■ Work to do ■
Write out the data again exactly, skipping every picture.

■ Task material ■

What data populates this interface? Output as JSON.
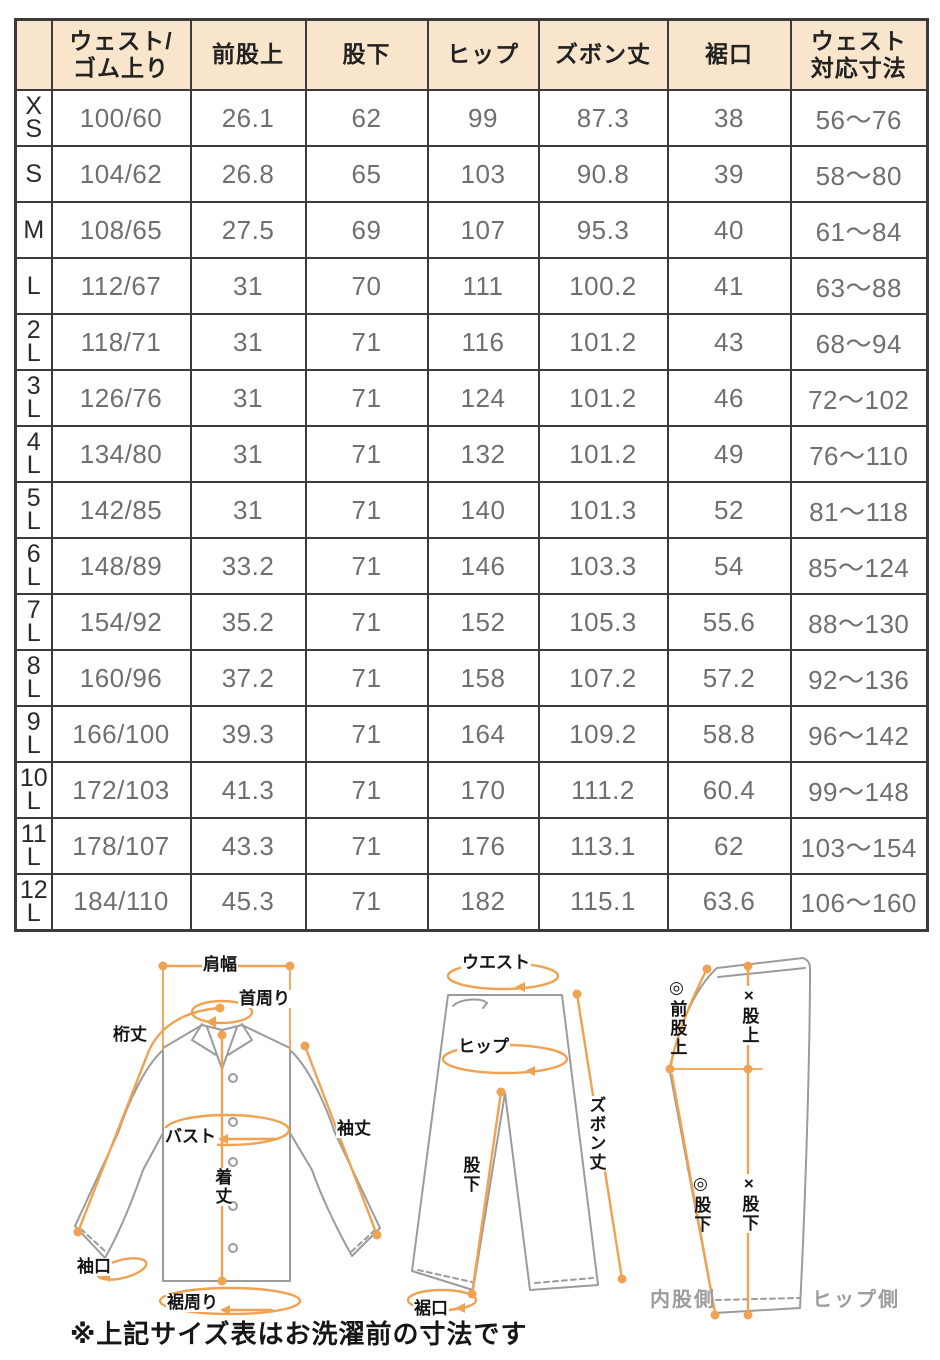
{
  "table": {
    "headers": [
      "",
      "ウェスト/\nゴム上り",
      "前股上",
      "股下",
      "ヒップ",
      "ズボン丈",
      "裾口",
      "ウェスト\n対応寸法"
    ],
    "rows": [
      {
        "size": "X\nS",
        "values": [
          "100/60",
          "26.1",
          "62",
          "99",
          "87.3",
          "38",
          "56～76"
        ]
      },
      {
        "size": "S",
        "values": [
          "104/62",
          "26.8",
          "65",
          "103",
          "90.8",
          "39",
          "58～80"
        ]
      },
      {
        "size": "M",
        "values": [
          "108/65",
          "27.5",
          "69",
          "107",
          "95.3",
          "40",
          "61～84"
        ]
      },
      {
        "size": "L",
        "values": [
          "112/67",
          "31",
          "70",
          "111",
          "100.2",
          "41",
          "63～88"
        ]
      },
      {
        "size": "2\nL",
        "values": [
          "118/71",
          "31",
          "71",
          "116",
          "101.2",
          "43",
          "68～94"
        ]
      },
      {
        "size": "3\nL",
        "values": [
          "126/76",
          "31",
          "71",
          "124",
          "101.2",
          "46",
          "72～102"
        ]
      },
      {
        "size": "4\nL",
        "values": [
          "134/80",
          "31",
          "71",
          "132",
          "101.2",
          "49",
          "76～110"
        ]
      },
      {
        "size": "5\nL",
        "values": [
          "142/85",
          "31",
          "71",
          "140",
          "101.3",
          "52",
          "81～118"
        ]
      },
      {
        "size": "6\nL",
        "values": [
          "148/89",
          "33.2",
          "71",
          "146",
          "103.3",
          "54",
          "85～124"
        ]
      },
      {
        "size": "7\nL",
        "values": [
          "154/92",
          "35.2",
          "71",
          "152",
          "105.3",
          "55.6",
          "88～130"
        ]
      },
      {
        "size": "8\nL",
        "values": [
          "160/96",
          "37.2",
          "71",
          "158",
          "107.2",
          "57.2",
          "92～136"
        ]
      },
      {
        "size": "9\nL",
        "values": [
          "166/100",
          "39.3",
          "71",
          "164",
          "109.2",
          "58.8",
          "96～142"
        ]
      },
      {
        "size": "10\nL",
        "values": [
          "172/103",
          "41.3",
          "71",
          "170",
          "111.2",
          "60.4",
          "99～148"
        ]
      },
      {
        "size": "11\nL",
        "values": [
          "178/107",
          "43.3",
          "71",
          "176",
          "113.1",
          "62",
          "103～154"
        ]
      },
      {
        "size": "12\nL",
        "values": [
          "184/110",
          "45.3",
          "71",
          "182",
          "115.1",
          "63.6",
          "106～160"
        ]
      }
    ]
  },
  "diagrams": {
    "shirt": {
      "shoulder_width": "肩幅",
      "neck_around": "首周り",
      "yuki_length": "桁丈",
      "bust": "バスト",
      "sleeve_length": "袖丈",
      "body_length": "着丈",
      "cuff_opening": "袖口",
      "hem_around": "裾周り"
    },
    "pants_front": {
      "waist": "ウエスト",
      "hip": "ヒップ",
      "inseam": "股下",
      "pants_length": "ズボン丈",
      "hem_opening": "裾口"
    },
    "pants_side": {
      "front_rise": "◎前股上",
      "rise": "×股上",
      "inseam_inner": "◎股下",
      "inseam_side": "×股下",
      "inner_leg_side": "内股側",
      "hip_side": "ヒップ側"
    }
  },
  "note": "※上記サイズ表はお洗濯前の寸法です",
  "colors": {
    "header_bg": "#f8e5cb",
    "table_border": "#3b3b3b",
    "value_text": "#6f6f6f",
    "measure_orange": "#efa251",
    "garment_gray": "#9b9b9b"
  }
}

■ Final result ■
What data populates this interface? Output as JSON.
{
  "table": {
    "headers": [
      "",
      "ウェスト/\nゴム上り",
      "前股上",
      "股下",
      "ヒップ",
      "ズボン丈",
      "裾口",
      "ウェスト\n対応寸法"
    ],
    "rows": [
      {
        "size": "X\nS",
        "values": [
          "100/60",
          "26.1",
          "62",
          "99",
          "87.3",
          "38",
          "56～76"
        ]
      },
      {
        "size": "S",
        "values": [
          "104/62",
          "26.8",
          "65",
          "103",
          "90.8",
          "39",
          "58～80"
        ]
      },
      {
        "size": "M",
        "values": [
          "108/65",
          "27.5",
          "69",
          "107",
          "95.3",
          "40",
          "61～84"
        ]
      },
      {
        "size": "L",
        "values": [
          "112/67",
          "31",
          "70",
          "111",
          "100.2",
          "41",
          "63～88"
        ]
      },
      {
        "size": "2\nL",
        "values": [
          "118/71",
          "31",
          "71",
          "116",
          "101.2",
          "43",
          "68～94"
        ]
      },
      {
        "size": "3\nL",
        "values": [
          "126/76",
          "31",
          "71",
          "124",
          "101.2",
          "46",
          "72～102"
        ]
      },
      {
        "size": "4\nL",
        "values": [
          "134/80",
          "31",
          "71",
          "132",
          "101.2",
          "49",
          "76～110"
        ]
      },
      {
        "size": "5\nL",
        "values": [
          "142/85",
          "31",
          "71",
          "140",
          "101.3",
          "52",
          "81～118"
        ]
      },
      {
        "size": "6\nL",
        "values": [
          "148/89",
          "33.2",
          "71",
          "146",
          "103.3",
          "54",
          "85～124"
        ]
      },
      {
        "size": "7\nL",
        "values": [
          "154/92",
          "35.2",
          "71",
          "152",
          "105.3",
          "55.6",
          "88～130"
        ]
      },
      {
        "size": "8\nL",
        "values": [
          "160/96",
          "37.2",
          "71",
          "158",
          "107.2",
          "57.2",
          "92～136"
        ]
      },
      {
        "size": "9\nL",
        "values": [
          "166/100",
          "39.3",
          "71",
          "164",
          "109.2",
          "58.8",
          "96～142"
        ]
      },
      {
        "size": "10\nL",
        "values": [
          "172/103",
          "41.3",
          "71",
          "170",
          "111.2",
          "60.4",
          "99～148"
        ]
      },
      {
        "size": "11\nL",
        "values": [
          "178/107",
          "43.3",
          "71",
          "176",
          "113.1",
          "62",
          "103～154"
        ]
      },
      {
        "size": "12\nL",
        "values": [
          "184/110",
          "45.3",
          "71",
          "182",
          "115.1",
          "63.6",
          "106～160"
        ]
      }
    ]
  },
  "diagrams": {
    "shirt": {
      "shoulder_width": "肩幅",
      "neck_around": "首周り",
      "yuki_length": "桁丈",
      "bust": "バスト",
      "sleeve_length": "袖丈",
      "body_length": "着丈",
      "cuff_opening": "袖口",
      "hem_around": "裾周り"
    },
    "pants_front": {
      "waist": "ウエスト",
      "hip": "ヒップ",
      "inseam": "股下",
      "pants_length": "ズボン丈",
      "hem_opening": "裾口"
    },
    "pants_side": {
      "front_rise": "◎前股上",
      "rise": "×股上",
      "inseam_inner": "◎股下",
      "inseam_side": "×股下",
      "inner_leg_side": "内股側",
      "hip_side": "ヒップ側"
    }
  },
  "note": "※上記サイズ表はお洗濯前の寸法です",
  "colors": {
    "header_bg": "#f8e5cb",
    "table_border": "#3b3b3b",
    "value_text": "#6f6f6f",
    "measure_orange": "#efa251",
    "garment_gray": "#9b9b9b"
  }
}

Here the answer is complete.